Text under study:
•••••
7 · Why is it that when we see any one cut or burned or tortured or [15] undergoing any other painful suffering, we share mentally in his pain? Is it because nature is common to us all, and it is this which shares in the sufferer’s pain, when we see any of these things happening to him, through kinship with him? Or is it because, just as the nose and hearing according to their particular faculties receive certain emanations, so also the sight does the same as the result of things pleasant [20] and painful?
8 · Why is it that those who come into contact with phthisis or ophthalmia or scurvy become affected by them, but there is no contagion from dropsy or fevers or apoplexy and the rest? In ophthalmia is contagion due to the fact that the eye is very easily affected and more than the other senses assimilates itself to that which it [25] sees—for example, it moves when it sees something else moved—and so it very readily becomes disordered when it sees another eye in that condition? In phthisis is the contagion due to the fact that phthisis makes the breath weak and laboured, and those diseases are most quickly contracted which are due to the corruption of the breath, as is seen in plagues? He therefore who comes into contact with the sufferer [30] inhales this corrupted breath, and so himself becomes ill, because the breath is unhealthy; and he catches the disease from one person only, because that person exhales this particular breath, which is different from that which others exhale; and he catches the same disease, because, in inhaling the breath by which he becomes infected, he is inhaling just such breath as he would if he were already suffering from the disease. Scurvy is more catching than the other diseases, such as leprosy and the like, because it affects the surface of the body and causes a glutinous discharge (for this is the nature of itching diseases), and so this disease, being on the [35] surface of the body and glutinous, can be conveyed by contact. Other similar diseases are not so conveyed, because either they are not on the surface, or else, being on the surface, they do not remain there, because they are dry.
•••••
Activities:
A – In the passage on disease and contagion, what makes scurvy more catching than diseases such as leprosy?
B – Continue the passage on contagion and shared pain with the next part that follows its last sentence.

Stored records:
•••••
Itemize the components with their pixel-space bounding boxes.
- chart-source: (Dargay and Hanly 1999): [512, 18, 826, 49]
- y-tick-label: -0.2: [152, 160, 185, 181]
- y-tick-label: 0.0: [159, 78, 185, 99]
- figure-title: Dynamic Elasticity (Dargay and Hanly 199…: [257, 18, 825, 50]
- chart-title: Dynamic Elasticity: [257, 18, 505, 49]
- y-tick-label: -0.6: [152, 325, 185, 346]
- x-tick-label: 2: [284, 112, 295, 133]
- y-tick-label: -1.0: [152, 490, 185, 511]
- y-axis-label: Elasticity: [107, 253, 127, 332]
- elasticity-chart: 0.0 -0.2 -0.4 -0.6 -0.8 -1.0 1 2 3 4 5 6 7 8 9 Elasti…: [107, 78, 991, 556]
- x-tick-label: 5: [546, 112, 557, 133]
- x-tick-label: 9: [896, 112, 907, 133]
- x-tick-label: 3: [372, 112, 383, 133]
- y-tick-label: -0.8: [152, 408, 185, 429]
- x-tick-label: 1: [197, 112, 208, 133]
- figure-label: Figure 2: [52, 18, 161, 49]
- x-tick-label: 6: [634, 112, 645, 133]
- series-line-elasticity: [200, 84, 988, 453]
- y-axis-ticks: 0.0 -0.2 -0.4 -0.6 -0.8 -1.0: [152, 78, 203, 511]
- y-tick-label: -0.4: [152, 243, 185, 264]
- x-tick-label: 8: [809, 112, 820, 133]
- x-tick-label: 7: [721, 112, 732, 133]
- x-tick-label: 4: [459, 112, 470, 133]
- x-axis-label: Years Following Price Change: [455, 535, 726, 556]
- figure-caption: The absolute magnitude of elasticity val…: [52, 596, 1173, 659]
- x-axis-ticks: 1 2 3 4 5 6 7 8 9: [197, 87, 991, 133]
•••••
Answers to each task:
A – It affects the surface of the body and causes a glutinous discharge, so it can be conveyed by contact.

B –
9 · Why do purslane and salt stop inflammation of the gums? Is it because [887b1] purslane contains some moisture? This is seen to be so if one chews it or if it be crushed together1 for some time; for the moisture is then drawn out of it. The glutinous matter sinks into the gum and draws out the acidity. For that there is an affinity between the disease and the remedy is shown by the acidity; for the juice of [5] the purslane has a certain acidity. Salt, on the other hand, dissolves and draws out the acidity. Why then do lye and soda not have this effect? Is it because they have an astringent instead of a dissolvent effect?
[10] 1 · Why is it that those who are chilled become livid? Is it because the blood is congealed by the cold and, as it congeals, becomes black through the absence of heat? (A white colour, on the other hand, is to be attributed to fire.) For this reason also the flesh of the aged is particularly livid, because it contains very little heat.
[15] 2 · Why is it that those who are chilled cannot sleep? Is it because any one who is chilled tends to hold his breath, but a sleeper exhales rather than inhales, so that it is difficult for one who is cold to sleep, since it is impossible to do contrary things simultaneously?
[20] 3 · Why is it that those who are ill or in pain or angry become more active under the influence of cold? Is it because a cold condition makes a man stronger?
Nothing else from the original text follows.